* TASK TO CARRY OUT *
Keep only those lines of the records that include the string "condições".

==== MATERIAL FOR THIS TASK ====

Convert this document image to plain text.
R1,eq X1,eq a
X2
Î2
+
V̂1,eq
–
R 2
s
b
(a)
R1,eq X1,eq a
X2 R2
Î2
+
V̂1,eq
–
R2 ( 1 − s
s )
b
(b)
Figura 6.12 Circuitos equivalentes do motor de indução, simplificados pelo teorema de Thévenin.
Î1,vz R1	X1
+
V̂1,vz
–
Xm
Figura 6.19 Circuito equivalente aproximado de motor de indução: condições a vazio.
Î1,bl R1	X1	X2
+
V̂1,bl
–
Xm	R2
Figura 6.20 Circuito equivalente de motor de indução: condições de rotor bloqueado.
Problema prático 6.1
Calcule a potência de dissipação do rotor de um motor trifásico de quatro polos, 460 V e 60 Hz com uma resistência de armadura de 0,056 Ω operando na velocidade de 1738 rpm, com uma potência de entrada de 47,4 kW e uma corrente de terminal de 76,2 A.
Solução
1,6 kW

====

* FINAL RESULT *
Figura 6.19 Circuito equivalente aproximado de motor de indução: condições a vazio.
Figura 6.20 Circuito equivalente de motor de indução: condições de rotor bloqueado.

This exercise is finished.